**Prompt:** Filter the records for lines holding the string "ylabel".

◆ ◆ ◆ ◆ ◆

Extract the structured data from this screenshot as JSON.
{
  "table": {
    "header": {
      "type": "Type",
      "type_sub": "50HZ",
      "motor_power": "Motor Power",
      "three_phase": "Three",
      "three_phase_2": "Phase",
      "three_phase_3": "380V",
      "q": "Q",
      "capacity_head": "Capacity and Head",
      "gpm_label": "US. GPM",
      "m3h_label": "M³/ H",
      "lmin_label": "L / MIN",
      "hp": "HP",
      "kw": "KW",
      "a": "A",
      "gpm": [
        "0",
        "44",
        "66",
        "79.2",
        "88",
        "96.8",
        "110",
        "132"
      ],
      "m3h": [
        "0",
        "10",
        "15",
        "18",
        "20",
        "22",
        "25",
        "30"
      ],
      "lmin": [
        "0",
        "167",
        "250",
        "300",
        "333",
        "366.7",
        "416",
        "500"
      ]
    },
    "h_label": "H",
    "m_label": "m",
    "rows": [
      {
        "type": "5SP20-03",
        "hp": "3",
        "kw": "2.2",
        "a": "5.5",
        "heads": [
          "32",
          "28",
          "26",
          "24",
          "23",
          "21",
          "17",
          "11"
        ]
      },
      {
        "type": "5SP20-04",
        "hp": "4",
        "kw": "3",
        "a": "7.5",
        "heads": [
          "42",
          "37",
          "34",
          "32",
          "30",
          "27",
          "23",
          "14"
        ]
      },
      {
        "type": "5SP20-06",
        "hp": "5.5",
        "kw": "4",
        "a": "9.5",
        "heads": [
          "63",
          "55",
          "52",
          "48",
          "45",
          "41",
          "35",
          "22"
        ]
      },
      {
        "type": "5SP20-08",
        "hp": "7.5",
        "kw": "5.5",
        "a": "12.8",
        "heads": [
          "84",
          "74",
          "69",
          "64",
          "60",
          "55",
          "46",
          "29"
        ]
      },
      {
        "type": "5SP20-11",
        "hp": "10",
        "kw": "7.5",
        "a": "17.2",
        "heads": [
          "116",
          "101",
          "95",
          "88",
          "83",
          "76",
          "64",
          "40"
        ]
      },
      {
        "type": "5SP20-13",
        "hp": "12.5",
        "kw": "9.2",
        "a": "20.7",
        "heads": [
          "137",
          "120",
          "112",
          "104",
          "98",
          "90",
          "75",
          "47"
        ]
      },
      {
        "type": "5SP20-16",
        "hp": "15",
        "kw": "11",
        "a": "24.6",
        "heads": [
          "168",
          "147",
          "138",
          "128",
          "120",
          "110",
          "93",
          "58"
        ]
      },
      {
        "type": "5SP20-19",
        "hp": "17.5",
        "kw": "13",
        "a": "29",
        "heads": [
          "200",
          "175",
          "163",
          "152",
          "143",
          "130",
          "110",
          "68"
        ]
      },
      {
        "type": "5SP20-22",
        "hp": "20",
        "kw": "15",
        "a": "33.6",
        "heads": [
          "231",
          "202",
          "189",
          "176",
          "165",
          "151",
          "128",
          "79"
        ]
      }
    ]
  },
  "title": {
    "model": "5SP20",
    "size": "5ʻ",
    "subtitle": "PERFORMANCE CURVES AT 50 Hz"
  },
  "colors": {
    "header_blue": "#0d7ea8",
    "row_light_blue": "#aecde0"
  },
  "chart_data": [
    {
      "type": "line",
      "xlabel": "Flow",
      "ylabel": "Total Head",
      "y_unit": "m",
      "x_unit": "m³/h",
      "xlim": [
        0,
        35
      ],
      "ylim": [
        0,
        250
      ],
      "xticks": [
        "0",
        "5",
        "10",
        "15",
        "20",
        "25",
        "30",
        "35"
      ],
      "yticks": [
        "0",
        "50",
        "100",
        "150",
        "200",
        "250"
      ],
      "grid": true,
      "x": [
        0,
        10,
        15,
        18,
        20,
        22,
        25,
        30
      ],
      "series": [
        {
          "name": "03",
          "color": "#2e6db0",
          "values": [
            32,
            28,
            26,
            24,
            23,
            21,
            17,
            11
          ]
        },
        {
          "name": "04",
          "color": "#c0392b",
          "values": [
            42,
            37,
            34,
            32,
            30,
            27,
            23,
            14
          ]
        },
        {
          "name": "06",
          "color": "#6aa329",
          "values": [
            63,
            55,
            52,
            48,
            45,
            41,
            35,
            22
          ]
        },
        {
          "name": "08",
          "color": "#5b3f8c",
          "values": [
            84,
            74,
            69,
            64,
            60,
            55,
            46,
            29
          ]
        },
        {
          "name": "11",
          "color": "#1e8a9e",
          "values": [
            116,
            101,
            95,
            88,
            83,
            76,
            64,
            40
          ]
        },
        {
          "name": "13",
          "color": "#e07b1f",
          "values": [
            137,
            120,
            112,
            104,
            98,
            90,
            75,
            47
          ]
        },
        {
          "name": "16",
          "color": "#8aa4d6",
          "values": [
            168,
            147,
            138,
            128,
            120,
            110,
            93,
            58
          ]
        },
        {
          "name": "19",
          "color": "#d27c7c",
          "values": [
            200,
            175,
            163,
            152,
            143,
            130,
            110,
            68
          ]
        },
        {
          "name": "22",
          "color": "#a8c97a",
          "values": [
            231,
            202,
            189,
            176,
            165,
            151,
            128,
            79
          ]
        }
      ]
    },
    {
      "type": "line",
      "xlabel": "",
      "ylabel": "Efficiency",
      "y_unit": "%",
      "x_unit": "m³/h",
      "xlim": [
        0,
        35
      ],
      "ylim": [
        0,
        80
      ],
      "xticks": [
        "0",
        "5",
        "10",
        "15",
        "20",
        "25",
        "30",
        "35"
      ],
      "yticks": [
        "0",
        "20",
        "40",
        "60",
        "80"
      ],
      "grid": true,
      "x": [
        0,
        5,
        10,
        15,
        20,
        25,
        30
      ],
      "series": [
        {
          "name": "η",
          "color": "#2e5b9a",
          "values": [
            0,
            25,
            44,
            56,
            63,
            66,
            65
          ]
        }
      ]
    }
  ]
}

◆ ◆ ◆ ◆ ◆

**Full output:**
      "ylabel": "Total Head",
      "ylabel": "Efficiency",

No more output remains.